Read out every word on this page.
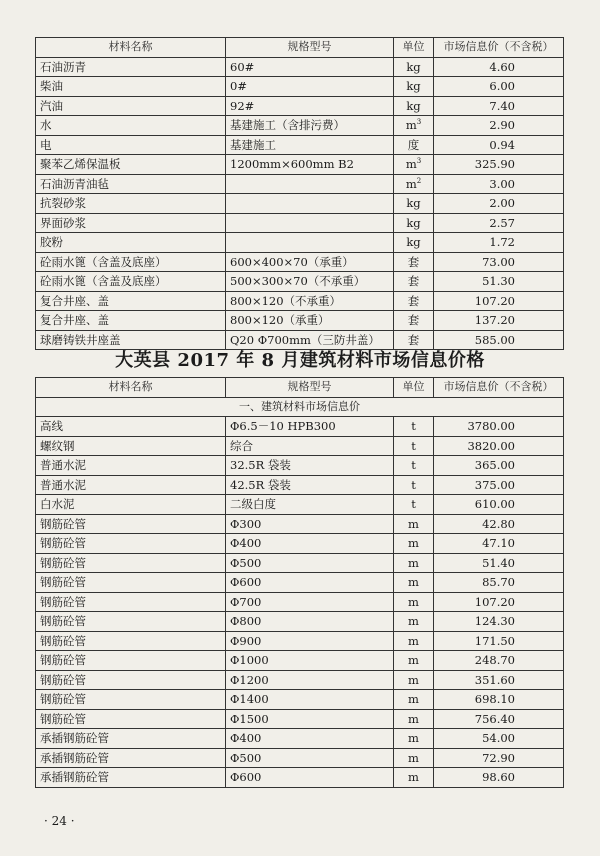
材料名称	规格型号	单位	市场信息价（不含税）
石油沥青	60#	kg	4.60
柴油	0#	kg	6.00
汽油	92#	kg	7.40
水	基建施工（含排污费）	$m^3$	2.90
电	基建施工	度	0.94
聚苯乙烯保温板	1200mm×600mm B2	$m^3$	325.90
石油沥青油毡		$m^2$	3.00
抗裂砂浆		kg	2.00
界面砂浆		kg	2.57
胶粉		kg	1.72
砼雨水篦（含盖及底座）	600×400×70（承重）	套	73.00
砼雨水篦（含盖及底座）	500×300×70（不承重）	套	51.30
复合井座、盖	800×120（不承重）	套	107.20
复合井座、盖	800×120（承重）	套	137.20
球磨铸铁井座盖	Q20 Φ700mm（三防井盖）	套	585.00
大英县 2017 年 8 月建筑材料市场信息价格
材料名称	规格型号	单位	市场信息价（不含税）
一、建筑材料市场信息价			
高线	Φ6.5－10 HPB300	t	3780.00
螺纹钢	综合	t	3820.00
普通水泥	32.5R 袋装	t	365.00
普通水泥	42.5R 袋装	t	375.00
白水泥	二级白度	t	610.00
钢筋砼管	Φ300	m	42.80
钢筋砼管	Φ400	m	47.10
钢筋砼管	Φ500	m	51.40
钢筋砼管	Φ600	m	85.70
钢筋砼管	Φ700	m	107.20
钢筋砼管	Φ800	m	124.30
钢筋砼管	Φ900	m	171.50
钢筋砼管	Φ1000	m	248.70
钢筋砼管	Φ1200	m	351.60
钢筋砼管	Φ1400	m	698.10
钢筋砼管	Φ1500	m	756.40
承插钢筋砼管	Φ400	m	54.00
承插钢筋砼管	Φ500	m	72.90
承插钢筋砼管	Φ600	m	98.60
· 24 ·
****************
BRIEF >> Return the material exactly as given, apart from the pictures.

FULL RESPONSE >>
Read out every word on this page.
材料名称	规格型号	单位	市场信息价（不含税）
石油沥青	60#	kg	4.60
柴油	0#	kg	6.00
汽油	92#	kg	7.40
水	基建施工（含排污费）	$m^3$	2.90
电	基建施工	度	0.94
聚苯乙烯保温板	1200mm×600mm B2	$m^3$	325.90
石油沥青油毡		$m^2$	3.00
抗裂砂浆		kg	2.00
界面砂浆		kg	2.57
胶粉		kg	1.72
砼雨水篦（含盖及底座）	600×400×70（承重）	套	73.00
砼雨水篦（含盖及底座）	500×300×70（不承重）	套	51.30
复合井座、盖	800×120（不承重）	套	107.20
复合井座、盖	800×120（承重）	套	137.20
球磨铸铁井座盖	Q20 Φ700mm（三防井盖）	套	585.00
大英县 2017 年 8 月建筑材料市场信息价格
材料名称	规格型号	单位	市场信息价（不含税）
一、建筑材料市场信息价			
高线	Φ6.5－10 HPB300	t	3780.00
螺纹钢	综合	t	3820.00
普通水泥	32.5R 袋装	t	365.00
普通水泥	42.5R 袋装	t	375.00
白水泥	二级白度	t	610.00
钢筋砼管	Φ300	m	42.80
钢筋砼管	Φ400	m	47.10
钢筋砼管	Φ500	m	51.40
钢筋砼管	Φ600	m	85.70
钢筋砼管	Φ700	m	107.20
钢筋砼管	Φ800	m	124.30
钢筋砼管	Φ900	m	171.50
钢筋砼管	Φ1000	m	248.70
钢筋砼管	Φ1200	m	351.60
钢筋砼管	Φ1400	m	698.10
钢筋砼管	Φ1500	m	756.40
承插钢筋砼管	Φ400	m	54.00
承插钢筋砼管	Φ500	m	72.90
承插钢筋砼管	Φ600	m	98.60
· 24 ·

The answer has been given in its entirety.